**WORK TO DO**
Locate every line in the entries below that contains the string "boxes" and copy each of those lines. Case counts.

**INPUT MATERIAL**
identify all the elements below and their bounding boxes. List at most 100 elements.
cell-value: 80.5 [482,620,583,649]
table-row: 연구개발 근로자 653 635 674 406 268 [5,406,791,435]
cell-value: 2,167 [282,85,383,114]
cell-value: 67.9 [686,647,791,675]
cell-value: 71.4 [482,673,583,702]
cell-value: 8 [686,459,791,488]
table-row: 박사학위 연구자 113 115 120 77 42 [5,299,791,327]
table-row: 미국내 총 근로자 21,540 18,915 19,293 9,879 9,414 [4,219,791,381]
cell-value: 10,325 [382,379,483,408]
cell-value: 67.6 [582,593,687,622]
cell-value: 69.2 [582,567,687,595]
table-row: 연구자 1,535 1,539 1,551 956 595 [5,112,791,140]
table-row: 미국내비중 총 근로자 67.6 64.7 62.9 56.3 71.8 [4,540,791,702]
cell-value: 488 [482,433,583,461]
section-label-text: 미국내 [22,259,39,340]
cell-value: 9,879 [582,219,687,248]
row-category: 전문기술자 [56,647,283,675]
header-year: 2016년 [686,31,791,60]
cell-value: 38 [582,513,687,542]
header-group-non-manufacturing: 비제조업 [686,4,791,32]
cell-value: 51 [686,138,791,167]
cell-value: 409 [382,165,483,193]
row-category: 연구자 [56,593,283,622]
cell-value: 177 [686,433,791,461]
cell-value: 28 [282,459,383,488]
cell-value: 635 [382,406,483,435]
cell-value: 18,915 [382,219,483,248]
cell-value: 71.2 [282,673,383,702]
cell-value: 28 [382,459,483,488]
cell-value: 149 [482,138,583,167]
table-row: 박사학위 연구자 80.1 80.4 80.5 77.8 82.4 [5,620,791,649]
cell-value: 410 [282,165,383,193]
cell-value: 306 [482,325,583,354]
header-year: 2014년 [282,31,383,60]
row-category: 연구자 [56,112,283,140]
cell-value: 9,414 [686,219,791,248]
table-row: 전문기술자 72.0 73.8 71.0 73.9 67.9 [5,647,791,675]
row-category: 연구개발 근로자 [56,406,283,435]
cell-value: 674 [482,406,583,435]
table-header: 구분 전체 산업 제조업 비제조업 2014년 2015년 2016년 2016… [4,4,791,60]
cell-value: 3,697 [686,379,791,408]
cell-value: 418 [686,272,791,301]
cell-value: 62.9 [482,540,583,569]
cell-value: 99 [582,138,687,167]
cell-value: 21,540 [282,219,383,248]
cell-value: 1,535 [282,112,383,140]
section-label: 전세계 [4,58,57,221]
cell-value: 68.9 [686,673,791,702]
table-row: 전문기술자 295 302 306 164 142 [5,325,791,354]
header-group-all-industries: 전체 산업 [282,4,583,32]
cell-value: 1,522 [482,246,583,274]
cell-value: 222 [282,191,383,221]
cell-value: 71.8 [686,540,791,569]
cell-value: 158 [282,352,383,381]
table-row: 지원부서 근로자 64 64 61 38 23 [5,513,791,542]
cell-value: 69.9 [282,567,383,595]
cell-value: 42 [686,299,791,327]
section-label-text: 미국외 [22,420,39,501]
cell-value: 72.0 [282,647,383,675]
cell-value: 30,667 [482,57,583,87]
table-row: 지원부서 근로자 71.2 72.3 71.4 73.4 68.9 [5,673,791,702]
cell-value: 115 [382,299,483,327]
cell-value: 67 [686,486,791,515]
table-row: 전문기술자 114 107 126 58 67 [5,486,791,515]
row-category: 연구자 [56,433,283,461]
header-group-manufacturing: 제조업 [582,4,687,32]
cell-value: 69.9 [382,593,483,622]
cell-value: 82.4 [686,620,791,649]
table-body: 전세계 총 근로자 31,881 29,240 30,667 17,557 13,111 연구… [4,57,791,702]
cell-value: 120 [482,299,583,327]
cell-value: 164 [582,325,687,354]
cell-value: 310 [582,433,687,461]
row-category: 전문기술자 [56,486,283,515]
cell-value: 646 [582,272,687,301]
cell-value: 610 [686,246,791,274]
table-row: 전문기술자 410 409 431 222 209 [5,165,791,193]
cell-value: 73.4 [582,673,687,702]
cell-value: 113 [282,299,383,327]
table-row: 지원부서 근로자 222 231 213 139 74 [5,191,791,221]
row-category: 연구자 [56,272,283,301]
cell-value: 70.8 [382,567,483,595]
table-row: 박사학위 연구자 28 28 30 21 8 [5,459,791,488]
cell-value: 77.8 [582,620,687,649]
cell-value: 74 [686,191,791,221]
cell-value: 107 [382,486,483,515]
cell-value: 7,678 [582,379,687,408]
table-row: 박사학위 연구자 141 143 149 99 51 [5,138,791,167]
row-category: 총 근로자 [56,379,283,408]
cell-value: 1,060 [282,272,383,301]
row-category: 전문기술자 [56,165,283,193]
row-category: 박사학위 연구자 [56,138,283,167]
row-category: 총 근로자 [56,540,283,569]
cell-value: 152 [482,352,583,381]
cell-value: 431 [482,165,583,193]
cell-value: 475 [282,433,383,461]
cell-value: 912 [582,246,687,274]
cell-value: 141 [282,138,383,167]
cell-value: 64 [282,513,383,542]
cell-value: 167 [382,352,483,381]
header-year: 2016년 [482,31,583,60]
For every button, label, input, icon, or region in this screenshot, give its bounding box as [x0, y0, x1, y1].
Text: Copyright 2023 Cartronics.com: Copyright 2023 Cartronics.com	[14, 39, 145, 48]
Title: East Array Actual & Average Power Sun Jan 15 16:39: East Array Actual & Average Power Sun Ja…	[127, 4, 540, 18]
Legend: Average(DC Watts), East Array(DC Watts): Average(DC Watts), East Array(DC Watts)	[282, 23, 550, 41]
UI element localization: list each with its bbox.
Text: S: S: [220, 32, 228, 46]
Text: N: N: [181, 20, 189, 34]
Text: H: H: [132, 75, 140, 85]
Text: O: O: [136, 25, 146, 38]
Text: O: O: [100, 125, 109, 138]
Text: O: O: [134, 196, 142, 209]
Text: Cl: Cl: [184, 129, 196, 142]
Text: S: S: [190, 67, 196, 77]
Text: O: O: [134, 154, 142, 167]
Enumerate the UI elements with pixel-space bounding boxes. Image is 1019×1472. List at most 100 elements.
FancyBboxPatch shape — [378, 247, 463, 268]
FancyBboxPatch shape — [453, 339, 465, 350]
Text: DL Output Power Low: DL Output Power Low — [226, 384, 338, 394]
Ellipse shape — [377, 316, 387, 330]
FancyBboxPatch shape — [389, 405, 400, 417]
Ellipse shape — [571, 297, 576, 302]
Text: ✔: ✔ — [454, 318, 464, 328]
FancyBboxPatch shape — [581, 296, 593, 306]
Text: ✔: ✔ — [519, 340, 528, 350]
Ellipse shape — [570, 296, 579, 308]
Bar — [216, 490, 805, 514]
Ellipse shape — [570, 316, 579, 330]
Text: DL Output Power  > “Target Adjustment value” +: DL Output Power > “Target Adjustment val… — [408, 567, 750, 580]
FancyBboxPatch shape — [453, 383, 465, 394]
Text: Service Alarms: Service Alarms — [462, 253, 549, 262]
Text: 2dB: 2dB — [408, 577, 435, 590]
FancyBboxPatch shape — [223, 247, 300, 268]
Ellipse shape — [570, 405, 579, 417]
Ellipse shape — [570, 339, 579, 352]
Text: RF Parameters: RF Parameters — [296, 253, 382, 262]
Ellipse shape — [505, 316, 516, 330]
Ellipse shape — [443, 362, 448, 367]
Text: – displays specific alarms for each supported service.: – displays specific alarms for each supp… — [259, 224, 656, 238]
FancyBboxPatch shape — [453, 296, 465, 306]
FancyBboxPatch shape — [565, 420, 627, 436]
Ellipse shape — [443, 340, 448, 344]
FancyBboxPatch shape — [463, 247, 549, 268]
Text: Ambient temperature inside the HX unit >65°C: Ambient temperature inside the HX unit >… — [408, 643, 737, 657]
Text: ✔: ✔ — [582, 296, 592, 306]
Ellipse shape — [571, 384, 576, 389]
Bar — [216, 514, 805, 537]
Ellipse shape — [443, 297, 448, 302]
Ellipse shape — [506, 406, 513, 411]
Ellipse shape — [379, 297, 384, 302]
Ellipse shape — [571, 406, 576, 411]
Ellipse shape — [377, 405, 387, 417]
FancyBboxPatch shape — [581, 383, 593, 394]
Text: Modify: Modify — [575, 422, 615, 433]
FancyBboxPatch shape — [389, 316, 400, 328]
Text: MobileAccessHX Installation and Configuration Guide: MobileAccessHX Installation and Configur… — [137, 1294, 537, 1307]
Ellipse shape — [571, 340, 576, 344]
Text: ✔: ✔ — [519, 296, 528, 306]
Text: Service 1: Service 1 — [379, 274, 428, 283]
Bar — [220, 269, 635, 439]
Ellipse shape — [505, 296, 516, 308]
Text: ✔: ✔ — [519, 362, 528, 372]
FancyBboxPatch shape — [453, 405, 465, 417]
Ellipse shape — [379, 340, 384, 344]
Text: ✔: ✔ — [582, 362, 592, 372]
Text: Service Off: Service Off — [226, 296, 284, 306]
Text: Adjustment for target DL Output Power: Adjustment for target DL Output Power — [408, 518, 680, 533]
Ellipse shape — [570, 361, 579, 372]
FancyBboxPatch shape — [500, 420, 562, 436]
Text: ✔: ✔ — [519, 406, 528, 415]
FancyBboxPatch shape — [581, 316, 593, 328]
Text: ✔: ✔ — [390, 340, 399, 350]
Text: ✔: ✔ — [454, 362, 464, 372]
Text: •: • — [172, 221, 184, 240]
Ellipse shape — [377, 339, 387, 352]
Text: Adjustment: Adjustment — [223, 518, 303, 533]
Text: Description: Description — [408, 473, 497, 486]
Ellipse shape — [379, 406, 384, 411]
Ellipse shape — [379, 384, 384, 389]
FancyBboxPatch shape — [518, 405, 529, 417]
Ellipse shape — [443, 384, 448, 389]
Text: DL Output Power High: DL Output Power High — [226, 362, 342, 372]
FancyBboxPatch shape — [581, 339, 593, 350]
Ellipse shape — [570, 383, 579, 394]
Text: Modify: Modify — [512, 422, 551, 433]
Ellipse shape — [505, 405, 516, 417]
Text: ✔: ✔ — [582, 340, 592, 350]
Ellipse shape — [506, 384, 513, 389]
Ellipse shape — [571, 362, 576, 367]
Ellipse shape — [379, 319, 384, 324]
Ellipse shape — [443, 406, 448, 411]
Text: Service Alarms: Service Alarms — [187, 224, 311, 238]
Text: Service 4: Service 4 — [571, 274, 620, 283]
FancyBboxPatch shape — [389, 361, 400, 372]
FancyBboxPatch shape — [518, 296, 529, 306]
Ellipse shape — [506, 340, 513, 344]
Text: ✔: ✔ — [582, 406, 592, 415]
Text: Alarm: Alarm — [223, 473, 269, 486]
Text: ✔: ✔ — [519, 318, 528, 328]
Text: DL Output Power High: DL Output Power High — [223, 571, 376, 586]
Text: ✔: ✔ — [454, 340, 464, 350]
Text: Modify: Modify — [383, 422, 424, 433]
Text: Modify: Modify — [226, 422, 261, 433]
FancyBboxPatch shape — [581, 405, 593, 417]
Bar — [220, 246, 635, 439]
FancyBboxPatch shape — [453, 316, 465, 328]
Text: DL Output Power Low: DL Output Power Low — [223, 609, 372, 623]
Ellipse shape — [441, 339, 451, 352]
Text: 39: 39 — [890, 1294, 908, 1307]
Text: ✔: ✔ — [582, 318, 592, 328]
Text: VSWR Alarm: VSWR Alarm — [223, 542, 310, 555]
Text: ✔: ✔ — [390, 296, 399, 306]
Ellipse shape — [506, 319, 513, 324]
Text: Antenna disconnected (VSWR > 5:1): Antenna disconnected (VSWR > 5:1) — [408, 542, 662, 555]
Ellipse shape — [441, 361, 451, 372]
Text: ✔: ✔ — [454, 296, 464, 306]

**OUTPUT FOR THIS TASK**
identify all the elements below and their bounding boxes. List at most 100 elements.
Enumerate the UI elements with pixel-space bounding boxes. Image is 1019×1472. List at most 100 elements.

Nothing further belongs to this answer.